_Data extract_
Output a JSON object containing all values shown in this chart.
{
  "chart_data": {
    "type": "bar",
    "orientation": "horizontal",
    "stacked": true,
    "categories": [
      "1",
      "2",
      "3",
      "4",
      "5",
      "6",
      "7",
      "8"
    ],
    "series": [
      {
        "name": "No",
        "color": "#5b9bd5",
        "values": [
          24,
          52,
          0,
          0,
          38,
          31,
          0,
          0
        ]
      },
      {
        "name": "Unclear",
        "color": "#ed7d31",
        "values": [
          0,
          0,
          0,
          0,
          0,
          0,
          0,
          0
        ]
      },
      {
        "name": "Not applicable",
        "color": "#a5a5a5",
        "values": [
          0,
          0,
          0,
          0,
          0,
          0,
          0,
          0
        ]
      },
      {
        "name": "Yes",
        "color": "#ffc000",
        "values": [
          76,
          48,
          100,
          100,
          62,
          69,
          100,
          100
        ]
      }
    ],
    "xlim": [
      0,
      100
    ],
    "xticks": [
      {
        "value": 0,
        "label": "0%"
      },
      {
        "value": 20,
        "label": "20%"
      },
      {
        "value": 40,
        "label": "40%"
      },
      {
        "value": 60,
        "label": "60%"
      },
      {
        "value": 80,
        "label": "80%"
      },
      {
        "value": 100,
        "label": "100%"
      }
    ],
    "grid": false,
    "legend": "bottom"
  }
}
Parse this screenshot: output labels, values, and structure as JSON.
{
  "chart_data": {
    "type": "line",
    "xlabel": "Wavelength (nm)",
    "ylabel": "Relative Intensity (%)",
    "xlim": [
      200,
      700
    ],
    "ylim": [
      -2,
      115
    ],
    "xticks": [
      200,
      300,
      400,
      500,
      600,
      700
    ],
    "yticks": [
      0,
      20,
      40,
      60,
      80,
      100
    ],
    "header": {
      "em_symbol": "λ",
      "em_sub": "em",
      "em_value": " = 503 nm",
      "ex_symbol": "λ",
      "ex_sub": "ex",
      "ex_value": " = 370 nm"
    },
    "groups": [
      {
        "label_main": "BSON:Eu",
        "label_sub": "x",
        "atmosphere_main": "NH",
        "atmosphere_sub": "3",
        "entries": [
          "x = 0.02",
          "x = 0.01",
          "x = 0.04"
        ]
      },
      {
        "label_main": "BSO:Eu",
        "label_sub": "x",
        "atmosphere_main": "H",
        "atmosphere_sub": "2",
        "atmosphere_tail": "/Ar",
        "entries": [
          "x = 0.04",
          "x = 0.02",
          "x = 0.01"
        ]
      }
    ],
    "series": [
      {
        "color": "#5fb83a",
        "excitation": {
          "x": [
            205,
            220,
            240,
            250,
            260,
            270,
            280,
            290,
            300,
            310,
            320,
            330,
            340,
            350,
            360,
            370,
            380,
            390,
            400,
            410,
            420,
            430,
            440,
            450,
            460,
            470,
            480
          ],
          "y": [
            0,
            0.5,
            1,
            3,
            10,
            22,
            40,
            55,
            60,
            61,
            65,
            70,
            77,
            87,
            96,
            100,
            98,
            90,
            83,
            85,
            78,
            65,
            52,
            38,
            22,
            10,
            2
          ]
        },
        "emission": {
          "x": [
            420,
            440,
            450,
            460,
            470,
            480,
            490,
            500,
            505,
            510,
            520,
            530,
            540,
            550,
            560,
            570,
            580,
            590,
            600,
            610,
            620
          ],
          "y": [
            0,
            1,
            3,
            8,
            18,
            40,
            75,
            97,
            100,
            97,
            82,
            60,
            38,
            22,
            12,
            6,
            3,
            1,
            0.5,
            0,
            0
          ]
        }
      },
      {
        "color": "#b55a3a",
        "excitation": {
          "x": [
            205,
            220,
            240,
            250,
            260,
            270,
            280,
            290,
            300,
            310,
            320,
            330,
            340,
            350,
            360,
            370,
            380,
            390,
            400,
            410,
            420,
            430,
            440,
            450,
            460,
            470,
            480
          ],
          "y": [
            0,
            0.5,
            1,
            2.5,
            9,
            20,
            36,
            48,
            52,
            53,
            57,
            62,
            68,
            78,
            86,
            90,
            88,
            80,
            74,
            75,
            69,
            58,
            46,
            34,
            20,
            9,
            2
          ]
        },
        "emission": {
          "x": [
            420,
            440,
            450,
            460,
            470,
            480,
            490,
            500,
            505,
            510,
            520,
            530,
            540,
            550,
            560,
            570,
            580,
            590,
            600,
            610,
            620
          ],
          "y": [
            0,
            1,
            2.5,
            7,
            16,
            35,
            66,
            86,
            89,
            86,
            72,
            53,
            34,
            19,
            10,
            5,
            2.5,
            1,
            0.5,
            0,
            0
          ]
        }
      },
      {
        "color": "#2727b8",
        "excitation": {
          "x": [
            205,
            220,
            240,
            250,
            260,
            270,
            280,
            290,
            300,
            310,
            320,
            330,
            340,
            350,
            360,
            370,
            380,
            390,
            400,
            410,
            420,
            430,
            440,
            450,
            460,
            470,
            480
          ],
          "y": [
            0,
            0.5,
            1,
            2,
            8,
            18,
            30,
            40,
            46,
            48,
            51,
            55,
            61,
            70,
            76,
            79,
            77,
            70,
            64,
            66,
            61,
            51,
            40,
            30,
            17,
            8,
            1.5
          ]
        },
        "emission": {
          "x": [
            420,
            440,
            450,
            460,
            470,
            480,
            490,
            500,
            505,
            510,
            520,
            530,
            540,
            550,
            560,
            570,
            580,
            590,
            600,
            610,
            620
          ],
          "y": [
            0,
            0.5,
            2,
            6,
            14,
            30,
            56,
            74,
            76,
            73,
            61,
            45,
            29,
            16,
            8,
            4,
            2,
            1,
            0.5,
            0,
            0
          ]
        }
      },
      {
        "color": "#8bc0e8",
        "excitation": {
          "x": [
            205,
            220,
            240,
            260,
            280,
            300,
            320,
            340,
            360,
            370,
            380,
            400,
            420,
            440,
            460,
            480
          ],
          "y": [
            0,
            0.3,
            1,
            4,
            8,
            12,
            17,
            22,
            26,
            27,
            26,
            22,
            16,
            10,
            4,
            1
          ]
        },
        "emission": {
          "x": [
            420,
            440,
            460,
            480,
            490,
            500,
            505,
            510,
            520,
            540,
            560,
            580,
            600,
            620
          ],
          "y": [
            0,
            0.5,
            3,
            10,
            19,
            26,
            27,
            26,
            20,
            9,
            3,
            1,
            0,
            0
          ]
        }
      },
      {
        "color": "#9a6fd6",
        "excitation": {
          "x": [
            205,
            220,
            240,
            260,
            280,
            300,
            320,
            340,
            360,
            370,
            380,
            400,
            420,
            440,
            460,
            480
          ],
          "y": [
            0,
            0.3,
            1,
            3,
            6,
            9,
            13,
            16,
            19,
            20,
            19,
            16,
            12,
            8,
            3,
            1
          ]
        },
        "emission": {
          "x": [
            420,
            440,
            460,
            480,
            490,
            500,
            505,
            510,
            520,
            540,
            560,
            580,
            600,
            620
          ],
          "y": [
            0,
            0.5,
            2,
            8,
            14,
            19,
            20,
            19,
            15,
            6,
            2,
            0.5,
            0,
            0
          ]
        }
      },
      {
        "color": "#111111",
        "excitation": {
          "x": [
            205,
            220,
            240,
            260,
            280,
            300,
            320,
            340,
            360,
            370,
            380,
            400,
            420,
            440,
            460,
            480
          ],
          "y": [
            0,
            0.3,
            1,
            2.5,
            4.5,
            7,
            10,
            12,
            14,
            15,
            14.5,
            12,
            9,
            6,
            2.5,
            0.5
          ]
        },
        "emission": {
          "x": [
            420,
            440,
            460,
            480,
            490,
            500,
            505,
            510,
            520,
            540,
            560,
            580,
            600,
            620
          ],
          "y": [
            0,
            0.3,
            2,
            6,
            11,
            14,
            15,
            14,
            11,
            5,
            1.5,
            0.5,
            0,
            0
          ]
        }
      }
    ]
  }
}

_Your objective_
Check each line above for the string "this" and show the ones that have it.

_Answer to the problem_
Output a JSON object containing all values shown in this chart.
Parse this screenshot: output labels, values, and structure as JSON.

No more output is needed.